### DESCRIPTION OF THE TASK
Print each line of the listing once more, precisely as given.
* start DATA ENTRIES *
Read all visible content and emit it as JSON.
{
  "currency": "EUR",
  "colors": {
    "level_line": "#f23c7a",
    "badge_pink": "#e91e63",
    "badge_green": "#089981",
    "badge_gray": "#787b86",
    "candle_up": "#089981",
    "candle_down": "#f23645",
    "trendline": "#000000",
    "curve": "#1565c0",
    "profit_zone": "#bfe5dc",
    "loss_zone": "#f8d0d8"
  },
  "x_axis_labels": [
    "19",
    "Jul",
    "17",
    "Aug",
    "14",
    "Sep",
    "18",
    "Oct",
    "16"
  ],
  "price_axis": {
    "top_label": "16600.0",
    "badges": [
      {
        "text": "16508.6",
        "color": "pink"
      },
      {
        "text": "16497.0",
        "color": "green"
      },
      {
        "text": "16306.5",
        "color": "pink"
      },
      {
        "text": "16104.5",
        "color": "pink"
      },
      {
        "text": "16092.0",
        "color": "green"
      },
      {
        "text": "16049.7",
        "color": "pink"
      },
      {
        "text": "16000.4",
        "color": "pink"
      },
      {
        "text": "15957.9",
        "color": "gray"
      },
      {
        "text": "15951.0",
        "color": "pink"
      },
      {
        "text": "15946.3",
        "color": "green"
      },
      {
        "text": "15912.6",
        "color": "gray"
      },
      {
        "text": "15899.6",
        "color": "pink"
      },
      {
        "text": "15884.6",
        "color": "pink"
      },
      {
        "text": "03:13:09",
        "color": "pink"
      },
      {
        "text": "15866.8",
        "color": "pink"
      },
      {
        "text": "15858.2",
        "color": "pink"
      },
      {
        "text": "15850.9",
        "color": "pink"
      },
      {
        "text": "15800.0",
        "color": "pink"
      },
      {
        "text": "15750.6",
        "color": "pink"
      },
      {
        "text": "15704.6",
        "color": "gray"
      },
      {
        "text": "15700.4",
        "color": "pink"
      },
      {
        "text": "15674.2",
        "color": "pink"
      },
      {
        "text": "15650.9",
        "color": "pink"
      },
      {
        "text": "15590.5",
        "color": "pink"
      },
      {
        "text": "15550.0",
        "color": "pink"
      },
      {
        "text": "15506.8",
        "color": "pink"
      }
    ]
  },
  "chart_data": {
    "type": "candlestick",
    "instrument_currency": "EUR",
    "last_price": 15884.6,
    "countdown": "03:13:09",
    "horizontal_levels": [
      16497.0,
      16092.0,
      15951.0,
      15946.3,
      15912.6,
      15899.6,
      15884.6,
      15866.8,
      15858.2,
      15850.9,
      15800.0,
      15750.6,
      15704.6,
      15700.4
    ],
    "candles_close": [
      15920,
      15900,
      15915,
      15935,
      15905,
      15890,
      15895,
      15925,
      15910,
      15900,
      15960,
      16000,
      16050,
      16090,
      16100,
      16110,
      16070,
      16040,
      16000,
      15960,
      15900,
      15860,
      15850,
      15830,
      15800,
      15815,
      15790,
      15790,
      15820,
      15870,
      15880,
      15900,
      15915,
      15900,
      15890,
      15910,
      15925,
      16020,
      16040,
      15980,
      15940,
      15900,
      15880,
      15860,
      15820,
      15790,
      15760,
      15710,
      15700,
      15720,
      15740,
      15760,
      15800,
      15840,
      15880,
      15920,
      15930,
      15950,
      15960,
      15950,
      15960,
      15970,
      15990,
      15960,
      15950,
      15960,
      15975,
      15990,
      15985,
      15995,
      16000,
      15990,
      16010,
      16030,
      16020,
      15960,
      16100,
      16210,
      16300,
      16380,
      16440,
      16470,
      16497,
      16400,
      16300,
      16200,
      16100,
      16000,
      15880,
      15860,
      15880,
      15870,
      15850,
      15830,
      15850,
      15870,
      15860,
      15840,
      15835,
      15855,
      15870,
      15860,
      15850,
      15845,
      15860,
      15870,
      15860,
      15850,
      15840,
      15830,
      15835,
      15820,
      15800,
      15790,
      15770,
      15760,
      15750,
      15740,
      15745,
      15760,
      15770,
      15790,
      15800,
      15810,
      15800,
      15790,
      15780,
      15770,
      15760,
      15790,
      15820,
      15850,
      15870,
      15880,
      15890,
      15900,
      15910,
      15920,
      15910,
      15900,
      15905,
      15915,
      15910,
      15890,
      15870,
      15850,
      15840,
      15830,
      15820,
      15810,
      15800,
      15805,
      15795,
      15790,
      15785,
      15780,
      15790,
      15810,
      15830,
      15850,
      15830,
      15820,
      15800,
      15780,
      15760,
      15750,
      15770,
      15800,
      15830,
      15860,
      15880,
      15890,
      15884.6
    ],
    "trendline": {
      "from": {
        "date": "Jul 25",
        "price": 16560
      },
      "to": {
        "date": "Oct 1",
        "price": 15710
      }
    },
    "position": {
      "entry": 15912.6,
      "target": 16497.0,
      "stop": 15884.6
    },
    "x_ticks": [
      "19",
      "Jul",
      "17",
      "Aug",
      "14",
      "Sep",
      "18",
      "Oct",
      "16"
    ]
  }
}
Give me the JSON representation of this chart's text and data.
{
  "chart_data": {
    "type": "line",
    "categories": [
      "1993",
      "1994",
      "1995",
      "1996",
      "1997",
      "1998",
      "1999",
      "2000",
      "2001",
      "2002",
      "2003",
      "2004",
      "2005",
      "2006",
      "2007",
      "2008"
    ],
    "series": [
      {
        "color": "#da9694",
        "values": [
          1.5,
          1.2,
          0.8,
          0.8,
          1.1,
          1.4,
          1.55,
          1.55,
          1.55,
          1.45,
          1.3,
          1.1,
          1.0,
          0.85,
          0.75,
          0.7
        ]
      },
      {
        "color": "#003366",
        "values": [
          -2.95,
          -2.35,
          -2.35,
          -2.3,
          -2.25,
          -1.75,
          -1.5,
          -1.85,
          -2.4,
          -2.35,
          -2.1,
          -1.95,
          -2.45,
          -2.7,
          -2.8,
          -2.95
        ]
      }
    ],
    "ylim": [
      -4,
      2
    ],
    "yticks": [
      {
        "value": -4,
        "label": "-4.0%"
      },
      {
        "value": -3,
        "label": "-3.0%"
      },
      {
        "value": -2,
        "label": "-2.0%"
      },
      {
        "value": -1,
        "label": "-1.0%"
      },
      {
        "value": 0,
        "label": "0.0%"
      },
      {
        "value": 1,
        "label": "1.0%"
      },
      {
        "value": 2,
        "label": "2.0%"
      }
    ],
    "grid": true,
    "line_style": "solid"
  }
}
* end DATA ENTRIES *
### PROBLEM SOLUTION
Read all visible content and emit it as JSON.
{
  "currency": "EUR",
  "colors": {
    "level_line": "#f23c7a",
    "badge_pink": "#e91e63",
    "badge_green": "#089981",
    "badge_gray": "#787b86",
    "candle_up": "#089981",
    "candle_down": "#f23645",
    "trendline": "#000000",
    "curve": "#1565c0",
    "profit_zone": "#bfe5dc",
    "loss_zone": "#f8d0d8"
  },
  "x_axis_labels": [
    "19",
    "Jul",
    "17",
    "Aug",
    "14",
    "Sep",
    "18",
    "Oct",
    "16"
  ],
  "price_axis": {
    "top_label": "16600.0",
    "badges": [
      {
        "text": "16508.6",
        "color": "pink"
      },
      {
        "text": "16497.0",
        "color": "green"
      },
      {
        "text": "16306.5",
        "color": "pink"
      },
      {
        "text": "16104.5",
        "color": "pink"
      },
      {
        "text": "16092.0",
        "color": "green"
      },
      {
        "text": "16049.7",
        "color": "pink"
      },
      {
        "text": "16000.4",
        "color": "pink"
      },
      {
        "text": "15957.9",
        "color": "gray"
      },
      {
        "text": "15951.0",
        "color": "pink"
      },
      {
        "text": "15946.3",
        "color": "green"
      },
      {
        "text": "15912.6",
        "color": "gray"
      },
      {
        "text": "15899.6",
        "color": "pink"
      },
      {
        "text": "15884.6",
        "color": "pink"
      },
      {
        "text": "03:13:09",
        "color": "pink"
      },
      {
        "text": "15866.8",
        "color": "pink"
      },
      {
        "text": "15858.2",
        "color": "pink"
      },
      {
        "text": "15850.9",
        "color": "pink"
      },
      {
        "text": "15800.0",
        "color": "pink"
      },
      {
        "text": "15750.6",
        "color": "pink"
      },
      {
        "text": "15704.6",
        "color": "gray"
      },
      {
        "text": "15700.4",
        "color": "pink"
      },
      {
        "text": "15674.2",
        "color": "pink"
      },
      {
        "text": "15650.9",
        "color": "pink"
      },
      {
        "text": "15590.5",
        "color": "pink"
      },
      {
        "text": "15550.0",
        "color": "pink"
      },
      {
        "text": "15506.8",
        "color": "pink"
      }
    ]
  },
  "chart_data": {
    "type": "candlestick",
    "instrument_currency": "EUR",
    "last_price": 15884.6,
    "countdown": "03:13:09",
    "horizontal_levels": [
      16497.0,
      16092.0,
      15951.0,
      15946.3,
      15912.6,
      15899.6,
      15884.6,
      15866.8,
      15858.2,
      15850.9,
      15800.0,
      15750.6,
      15704.6,
      15700.4
    ],
    "candles_close": [
      15920,
      15900,
      15915,
      15935,
      15905,
      15890,
      15895,
      15925,
      15910,
      15900,
      15960,
      16000,
      16050,
      16090,
      16100,
      16110,
      16070,
      16040,
      16000,
      15960,
      15900,
      15860,
      15850,
      15830,
      15800,
      15815,
      15790,
      15790,
      15820,
      15870,
      15880,
      15900,
      15915,
      15900,
      15890,
      15910,
      15925,
      16020,
      16040,
      15980,
      15940,
      15900,
      15880,
      15860,
      15820,
      15790,
      15760,
      15710,
      15700,
      15720,
      15740,
      15760,
      15800,
      15840,
      15880,
      15920,
      15930,
      15950,
      15960,
      15950,
      15960,
      15970,
      15990,
      15960,
      15950,
      15960,
      15975,
      15990,
      15985,
      15995,
      16000,
      15990,
      16010,
      16030,
      16020,
      15960,
      16100,
      16210,
      16300,
      16380,
      16440,
      16470,
      16497,
      16400,
      16300,
      16200,
      16100,
      16000,
      15880,
      15860,
      15880,
      15870,
      15850,
      15830,
      15850,
      15870,
      15860,
      15840,
      15835,
      15855,
      15870,
      15860,
      15850,
      15845,
      15860,
      15870,
      15860,
      15850,
      15840,
      15830,
      15835,
      15820,
      15800,
      15790,
      15770,
      15760,
      15750,
      15740,
      15745,
      15760,
      15770,
      15790,
      15800,
      15810,
      15800,
      15790,
      15780,
      15770,
      15760,
      15790,
      15820,
      15850,
      15870,
      15880,
      15890,
      15900,
      15910,
      15920,
      15910,
      15900,
      15905,
      15915,
      15910,
      15890,
      15870,
      15850,
      15840,
      15830,
      15820,
      15810,
      15800,
      15805,
      15795,
      15790,
      15785,
      15780,
      15790,
      15810,
      15830,
      15850,
      15830,
      15820,
      15800,
      15780,
      15760,
      15750,
      15770,
      15800,
      15830,
      15860,
      15880,
      15890,
      15884.6
    ],
    "trendline": {
      "from": {
        "date": "Jul 25",
        "price": 16560
      },
      "to": {
        "date": "Oct 1",
        "price": 15710
      }
    },
    "position": {
      "entry": 15912.6,
      "target": 16497.0,
      "stop": 15884.6
    },
    "x_ticks": [
      "19",
      "Jul",
      "17",
      "Aug",
      "14",
      "Sep",
      "18",
      "Oct",
      "16"
    ]
  }
}
Give me the JSON representation of this chart's text and data.
{
  "chart_data": {
    "type": "line",
    "categories": [
      "1993",
      "1994",
      "1995",
      "1996",
      "1997",
      "1998",
      "1999",
      "2000",
      "2001",
      "2002",
      "2003",
      "2004",
      "2005",
      "2006",
      "2007",
      "2008"
    ],
    "series": [
      {
        "color": "#da9694",
        "values": [
          1.5,
          1.2,
          0.8,
          0.8,
          1.1,
          1.4,
          1.55,
          1.55,
          1.55,
          1.45,
          1.3,
          1.1,
          1.0,
          0.85,
          0.75,
          0.7
        ]
      },
      {
        "color": "#003366",
        "values": [
          -2.95,
          -2.35,
          -2.35,
          -2.3,
          -2.25,
          -1.75,
          -1.5,
          -1.85,
          -2.4,
          -2.35,
          -2.1,
          -1.95,
          -2.45,
          -2.7,
          -2.8,
          -2.95
        ]
      }
    ],
    "ylim": [
      -4,
      2
    ],
    "yticks": [
      {
        "value": -4,
        "label": "-4.0%"
      },
      {
        "value": -3,
        "label": "-3.0%"
      },
      {
        "value": -2,
        "label": "-2.0%"
      },
      {
        "value": -1,
        "label": "-1.0%"
      },
      {
        "value": 0,
        "label": "0.0%"
      },
      {
        "value": 1,
        "label": "1.0%"
      },
      {
        "value": 2,
        "label": "2.0%"
      }
    ],
    "grid": true,
    "line_style": "solid"
  }
}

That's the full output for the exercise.